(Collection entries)
%%
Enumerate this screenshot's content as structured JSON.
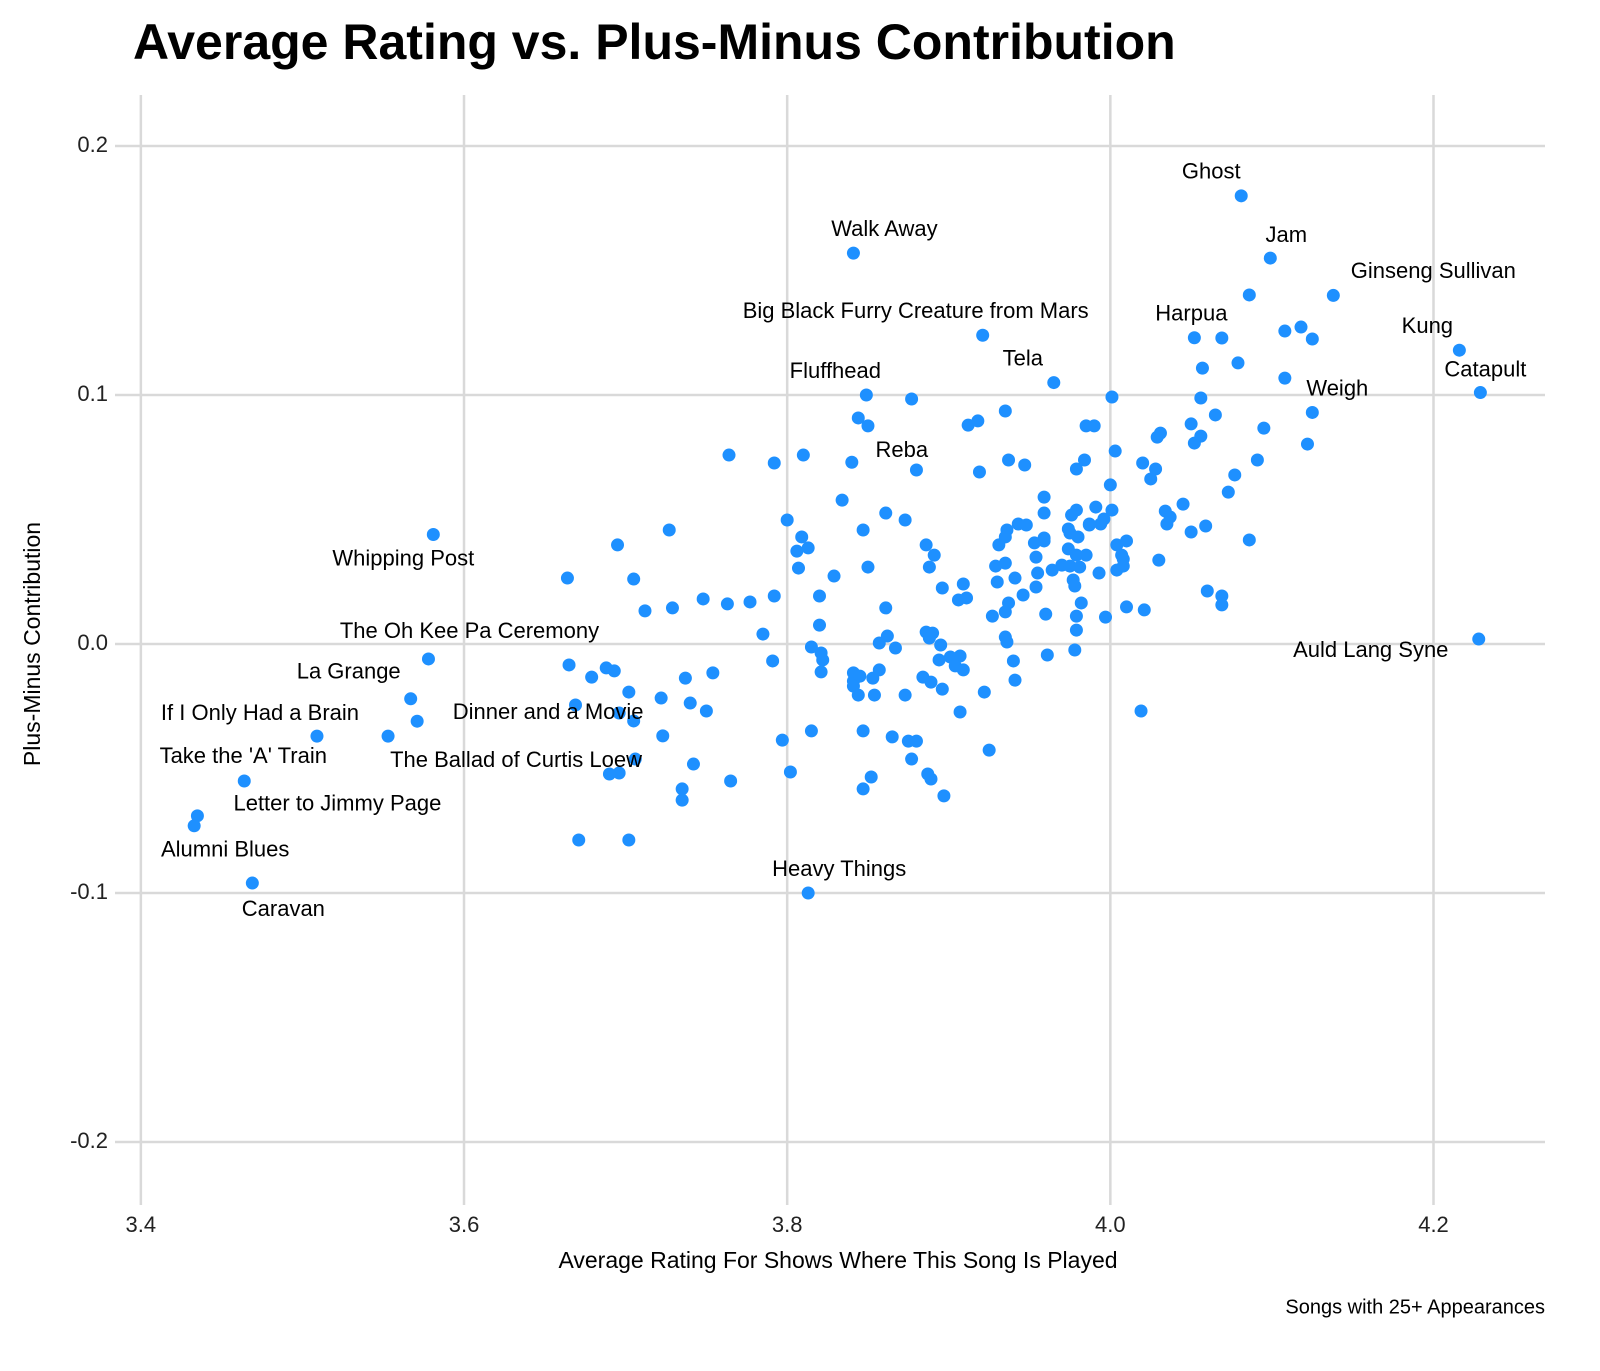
{
  "chart_data": {
    "type": "scatter",
    "title": "Average Rating vs. Plus-Minus Contribution",
    "x_label": "Average Rating For Shows Where This Song Is Played",
    "y_label": "Plus-Minus Contribution",
    "caption": "Songs with 25+ Appearances",
    "color": "#1e90ff",
    "grid": true,
    "xlim": [
      3.384,
      4.269
    ],
    "ylim": [
      -0.2253,
      0.2205
    ],
    "xticks": [
      3.4,
      3.6,
      3.8,
      {
        "value": 4,
        "label": "4.0"
      },
      4.2
    ],
    "yticks": [
      -0.2,
      -0.1,
      {
        "value": 0,
        "label": "0.0"
      },
      0.1,
      0.2
    ],
    "x": [
      4.081,
      3.841,
      4.099,
      4.138,
      3.921,
      4.052,
      4.216,
      3.965,
      4.229,
      3.849,
      4.125,
      3.84,
      3.581,
      3.578,
      3.567,
      3.509,
      3.571,
      3.553,
      3.464,
      3.435,
      3.433,
      3.469,
      3.813,
      4.228,
      3.664,
      3.695,
      3.705,
      3.727,
      3.712,
      3.729,
      3.748,
      3.764,
      3.763,
      3.777,
      3.792,
      3.792,
      3.81,
      3.8,
      3.809,
      3.806,
      3.813,
      3.807,
      3.82,
      3.829,
      3.834,
      3.847,
      3.861,
      3.85,
      3.861,
      3.873,
      3.886,
      3.891,
      3.888,
      3.896,
      3.909,
      3.906,
      3.911,
      3.877,
      3.85,
      3.844,
      3.88,
      3.912,
      3.918,
      3.919,
      3.935,
      3.937,
      3.947,
      3.936,
      3.931,
      3.935,
      3.943,
      3.948,
      3.929,
      3.935,
      3.93,
      3.941,
      3.946,
      3.954,
      3.955,
      3.959,
      3.959,
      3.959,
      3.964,
      3.97,
      3.975,
      3.979,
      3.976,
      3.975,
      3.98,
      3.974,
      3.979,
      3.981,
      3.977,
      3.978,
      3.982,
      3.987,
      3.991,
      3.985,
      3.987,
      3.985,
      3.99,
      3.984,
      3.979,
      4.001,
      4.003,
      4.0,
      4.001,
      3.994,
      3.996,
      4.004,
      4.007,
      4.004,
      4.008,
      4.008,
      4.01,
      3.993,
      4.01,
      3.997,
      4.02,
      4.025,
      4.028,
      4.029,
      4.031,
      4.034,
      4.035,
      4.037,
      4.03,
      4.045,
      4.021,
      4.019,
      4.05,
      4.052,
      4.056,
      4.05,
      4.059,
      4.057,
      4.056,
      4.065,
      4.069,
      4.079,
      4.077,
      4.073,
      4.086,
      4.091,
      4.095,
      4.086,
      4.108,
      4.118,
      4.125,
      4.108,
      4.122,
      4.06,
      4.069,
      4.069,
      3.665,
      3.679,
      3.688,
      3.693,
      3.702,
      3.669,
      3.696,
      3.705,
      3.722,
      3.737,
      3.754,
      3.74,
      3.75,
      3.723,
      3.706,
      3.742,
      3.696,
      3.69,
      3.735,
      3.735,
      3.765,
      3.671,
      3.702,
      3.785,
      3.791,
      3.815,
      3.82,
      3.821,
      3.822,
      3.821,
      3.841,
      3.841,
      3.853,
      3.857,
      3.857,
      3.845,
      3.841,
      3.844,
      3.854,
      3.873,
      3.862,
      3.867,
      3.886,
      3.89,
      3.888,
      3.895,
      3.894,
      3.901,
      3.907,
      3.904,
      3.909,
      3.884,
      3.889,
      3.896,
      3.922,
      3.935,
      3.936,
      3.94,
      3.941,
      3.961,
      3.978,
      3.979,
      3.979,
      3.96,
      3.797,
      3.815,
      3.802,
      3.847,
      3.865,
      3.875,
      3.88,
      3.877,
      3.887,
      3.889,
      3.897,
      3.852,
      3.847,
      3.925,
      3.907,
      3.927,
      3.937,
      3.935,
      3.954,
      3.953,
      3.959,
      3.974
    ],
    "values": [
      0.18,
      0.157,
      0.155,
      0.14,
      0.124,
      0.123,
      0.118,
      0.105,
      0.101,
      0.1,
      0.093,
      0.073,
      0.044,
      -0.006,
      -0.022,
      -0.037,
      -0.031,
      -0.037,
      -0.055,
      -0.069,
      -0.073,
      -0.096,
      -0.1,
      0.002,
      0.0265,
      0.0398,
      0.0261,
      0.0458,
      0.0133,
      0.0145,
      0.0181,
      0.0759,
      0.0161,
      0.0169,
      0.0193,
      0.0727,
      0.0759,
      0.0498,
      0.043,
      0.0373,
      0.0386,
      0.0305,
      0.0193,
      0.0273,
      0.0578,
      0.0458,
      0.0526,
      0.0309,
      0.0145,
      0.0498,
      0.0398,
      0.0357,
      0.0309,
      0.0225,
      0.0241,
      0.0177,
      0.0185,
      0.0984,
      0.0876,
      0.0908,
      0.0699,
      0.0879,
      0.0896,
      0.0691,
      0.0936,
      0.0739,
      0.0719,
      0.0458,
      0.0398,
      0.043,
      0.0482,
      0.0478,
      0.0313,
      0.0325,
      0.0249,
      0.0265,
      0.0197,
      0.0229,
      0.0285,
      0.059,
      0.0526,
      0.0426,
      0.0297,
      0.0317,
      0.0313,
      0.0538,
      0.0518,
      0.0446,
      0.043,
      0.0382,
      0.0357,
      0.0309,
      0.0257,
      0.0233,
      0.0165,
      0.0482,
      0.055,
      0.0357,
      0.0478,
      0.0876,
      0.0876,
      0.0739,
      0.0703,
      0.0992,
      0.0775,
      0.0639,
      0.0538,
      0.0482,
      0.0502,
      0.0398,
      0.0357,
      0.0297,
      0.0341,
      0.0313,
      0.0414,
      0.0285,
      0.0149,
      0.0108,
      0.0727,
      0.0663,
      0.0703,
      0.0831,
      0.0847,
      0.0534,
      0.0482,
      0.051,
      0.0337,
      0.0562,
      0.0137,
      -0.0269,
      0.0884,
      0.0807,
      0.0835,
      0.045,
      0.0474,
      0.1108,
      0.0988,
      0.092,
      0.1229,
      0.1129,
      0.0679,
      0.061,
      0.0418,
      0.0739,
      0.0867,
      0.1402,
      0.1257,
      0.1273,
      0.1225,
      0.1068,
      0.0803,
      0.0213,
      0.0193,
      0.0157,
      -0.0084,
      -0.0133,
      -0.0096,
      -0.0108,
      -0.0193,
      -0.0245,
      -0.0277,
      -0.0309,
      -0.0217,
      -0.0137,
      -0.0116,
      -0.0237,
      -0.0269,
      -0.0369,
      -0.0462,
      -0.0482,
      -0.0518,
      -0.0522,
      -0.0582,
      -0.0627,
      -0.055,
      -0.0787,
      -0.0787,
      0.004,
      -0.0068,
      -0.0012,
      0.0076,
      -0.0036,
      -0.0064,
      -0.0112,
      -0.0116,
      -0.0149,
      -0.0137,
      0.0004,
      -0.0104,
      -0.0129,
      -0.0169,
      -0.0205,
      -0.0205,
      -0.0205,
      0.0032,
      -0.0016,
      0.0048,
      0.0044,
      0.0024,
      -0.0004,
      -0.0064,
      -0.0052,
      -0.0048,
      -0.0088,
      -0.0104,
      -0.0133,
      -0.0153,
      -0.0181,
      -0.0193,
      0.0028,
      0.0008,
      -0.0068,
      -0.0145,
      -0.0044,
      -0.0024,
      0.0056,
      0.0112,
      0.012,
      -0.0386,
      -0.0349,
      -0.0514,
      -0.0349,
      -0.0373,
      -0.039,
      -0.039,
      -0.0462,
      -0.0522,
      -0.0542,
      -0.061,
      -0.0534,
      -0.0582,
      -0.0426,
      -0.0273,
      0.0112,
      0.0165,
      0.0129,
      0.0349,
      0.0406,
      0.0414,
      0.0462
    ],
    "labels": [
      "Ghost",
      "Walk Away",
      "Jam",
      "Ginseng Sullivan",
      "Big Black Furry Creature from Mars",
      "Harpua",
      "Kung",
      "Tela",
      "Catapult",
      "Fluffhead",
      "Weigh",
      "Reba",
      "Whipping Post",
      "The Oh Kee Pa Ceremony",
      "La Grange",
      "If I Only Had a Brain",
      "Dinner and a Movie",
      "The Ballad of Curtis Loew",
      "Take the 'A' Train",
      "Letter to Jimmy Page",
      "Alumni Blues",
      "Caravan",
      "Heavy Things",
      "Auld Lang Syne"
    ]
  }
}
%%
**SHORT TASK**
Search the entries for the word "Average" and gather every line where it appears.

**OUTPUT BELOW**
    "title": "Average Rating vs. Plus-Minus Contribution",
    "x_label": "Average Rating For Shows Where This Song Is Played",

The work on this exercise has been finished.